* [Exercise instructions]:
In the copy, include every entry exactly but none of the pictures.

* [Given records]:
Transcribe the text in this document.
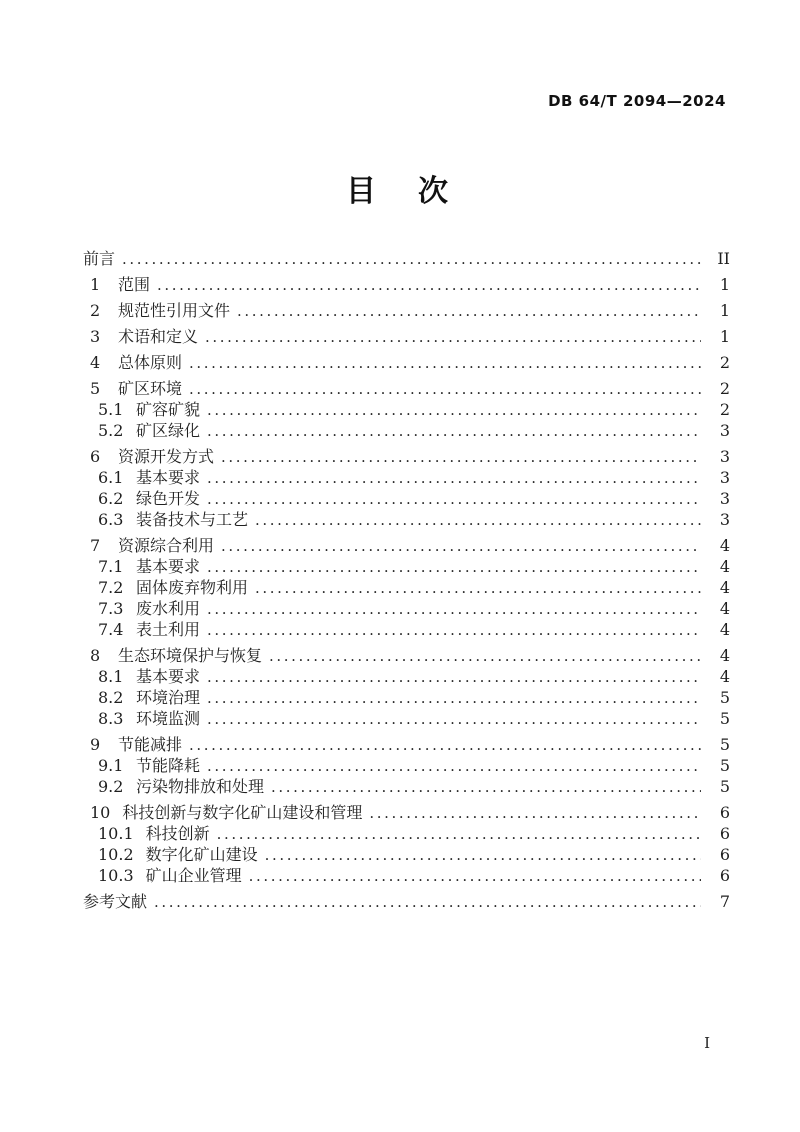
DB 64/T 2094—2024
目　次
前言 .....	II
1	范围 .....	1
2	规范性引用文件 .....	1
3	术语和定义 .....	1
4	总体原则 .....	2
5	矿区环境 .....	2
5.1 矿容矿貌 .....	2
5.2 矿区绿化 .....	3
6	资源开发方式 .....	3
6.1 基本要求 .....	3
6.2 绿色开发 .....	3
6.3 装备技术与工艺 .....	3
7	资源综合利用 .....	4
7.1 基本要求 .....	4
7.2 固体废弃物利用 .....	4
7.3 废水利用 .....	4
7.4 表土利用 .....	4
8	生态环境保护与恢复 .....	4
8.1 基本要求 .....	4
8.2 环境治理 .....	5
8.3 环境监测 .....	5
9	节能减排 .....	5
9.1 节能降耗 .....	5
9.2 污染物排放和处理 .....	5
10 科技创新与数字化矿山建设和管理 .....	6
10.1 科技创新 .....	6
10.2 数字化矿山建设 .....	6
10.3 矿山企业管理 .....	6
参考文献 .....	7
I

* [The result]:
Transcribe the text in this document.
DB 64/T 2094—2024
目　次
前言 .....	II
1	范围 .....	1
2	规范性引用文件 .....	1
3	术语和定义 .....	1
4	总体原则 .....	2
5	矿区环境 .....	2
5.1 矿容矿貌 .....	2
5.2 矿区绿化 .....	3
6	资源开发方式 .....	3
6.1 基本要求 .....	3
6.2 绿色开发 .....	3
6.3 装备技术与工艺 .....	3
7	资源综合利用 .....	4
7.1 基本要求 .....	4
7.2 固体废弃物利用 .....	4
7.3 废水利用 .....	4
7.4 表土利用 .....	4
8	生态环境保护与恢复 .....	4
8.1 基本要求 .....	4
8.2 环境治理 .....	5
8.3 环境监测 .....	5
9	节能减排 .....	5
9.1 节能降耗 .....	5
9.2 污染物排放和处理 .....	5
10 科技创新与数字化矿山建设和管理 .....	6
10.1 科技创新 .....	6
10.2 数字化矿山建设 .....	6
10.3 矿山企业管理 .....	6
参考文献 .....	7
I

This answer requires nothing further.